WHAT IS BEING ASKED
Transcribe each line of the records below exactly, excluding any embedded images.

INFORMATION SHOWN
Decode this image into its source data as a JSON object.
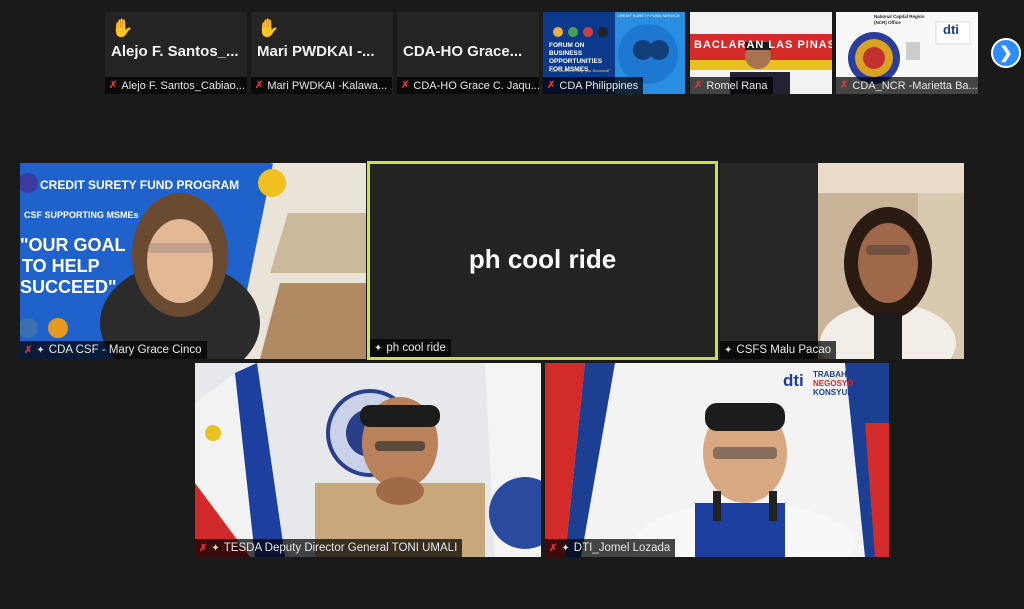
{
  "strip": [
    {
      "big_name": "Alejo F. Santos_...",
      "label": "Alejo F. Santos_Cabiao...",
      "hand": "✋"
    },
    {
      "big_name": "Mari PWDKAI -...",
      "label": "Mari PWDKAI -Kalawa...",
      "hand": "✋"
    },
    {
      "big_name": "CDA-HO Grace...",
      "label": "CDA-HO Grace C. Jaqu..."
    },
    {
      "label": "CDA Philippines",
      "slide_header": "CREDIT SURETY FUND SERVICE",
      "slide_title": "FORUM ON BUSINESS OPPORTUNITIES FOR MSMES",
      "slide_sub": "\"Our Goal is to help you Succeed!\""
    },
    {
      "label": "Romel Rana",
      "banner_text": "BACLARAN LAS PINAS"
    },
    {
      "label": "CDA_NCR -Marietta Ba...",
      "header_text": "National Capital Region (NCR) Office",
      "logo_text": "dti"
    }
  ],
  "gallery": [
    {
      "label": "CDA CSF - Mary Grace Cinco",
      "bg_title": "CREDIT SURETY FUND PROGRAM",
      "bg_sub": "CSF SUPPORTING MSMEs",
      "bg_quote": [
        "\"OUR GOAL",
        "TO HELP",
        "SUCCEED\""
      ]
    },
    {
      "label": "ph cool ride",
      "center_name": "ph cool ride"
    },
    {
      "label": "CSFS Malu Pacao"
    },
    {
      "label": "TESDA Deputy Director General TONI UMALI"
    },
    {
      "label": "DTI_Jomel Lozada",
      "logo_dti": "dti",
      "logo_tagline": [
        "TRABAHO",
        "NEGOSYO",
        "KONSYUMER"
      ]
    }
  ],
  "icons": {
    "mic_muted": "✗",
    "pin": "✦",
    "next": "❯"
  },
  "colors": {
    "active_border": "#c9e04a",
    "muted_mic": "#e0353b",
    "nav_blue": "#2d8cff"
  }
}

COMPLETED TASK
Decode this image into its source data as a JSON object.
{
  "strip": [
    {
      "big_name": "Alejo F. Santos_...",
      "label": "Alejo F. Santos_Cabiao...",
      "hand": "✋"
    },
    {
      "big_name": "Mari PWDKAI -...",
      "label": "Mari PWDKAI -Kalawa...",
      "hand": "✋"
    },
    {
      "big_name": "CDA-HO Grace...",
      "label": "CDA-HO Grace C. Jaqu..."
    },
    {
      "label": "CDA Philippines",
      "slide_header": "CREDIT SURETY FUND SERVICE",
      "slide_title": "FORUM ON BUSINESS OPPORTUNITIES FOR MSMES",
      "slide_sub": "\"Our Goal is to help you Succeed!\""
    },
    {
      "label": "Romel Rana",
      "banner_text": "BACLARAN LAS PINAS"
    },
    {
      "label": "CDA_NCR -Marietta Ba...",
      "header_text": "National Capital Region (NCR) Office",
      "logo_text": "dti"
    }
  ],
  "gallery": [
    {
      "label": "CDA CSF - Mary Grace Cinco",
      "bg_title": "CREDIT SURETY FUND PROGRAM",
      "bg_sub": "CSF SUPPORTING MSMEs",
      "bg_quote": [
        "\"OUR GOAL",
        "TO HELP",
        "SUCCEED\""
      ]
    },
    {
      "label": "ph cool ride",
      "center_name": "ph cool ride"
    },
    {
      "label": "CSFS Malu Pacao"
    },
    {
      "label": "TESDA Deputy Director General TONI UMALI"
    },
    {
      "label": "DTI_Jomel Lozada",
      "logo_dti": "dti",
      "logo_tagline": [
        "TRABAHO",
        "NEGOSYO",
        "KONSYUMER"
      ]
    }
  ],
  "icons": {
    "mic_muted": "✗",
    "pin": "✦",
    "next": "❯"
  },
  "colors": {
    "active_border": "#c9e04a",
    "muted_mic": "#e0353b",
    "nav_blue": "#2d8cff"
  }
}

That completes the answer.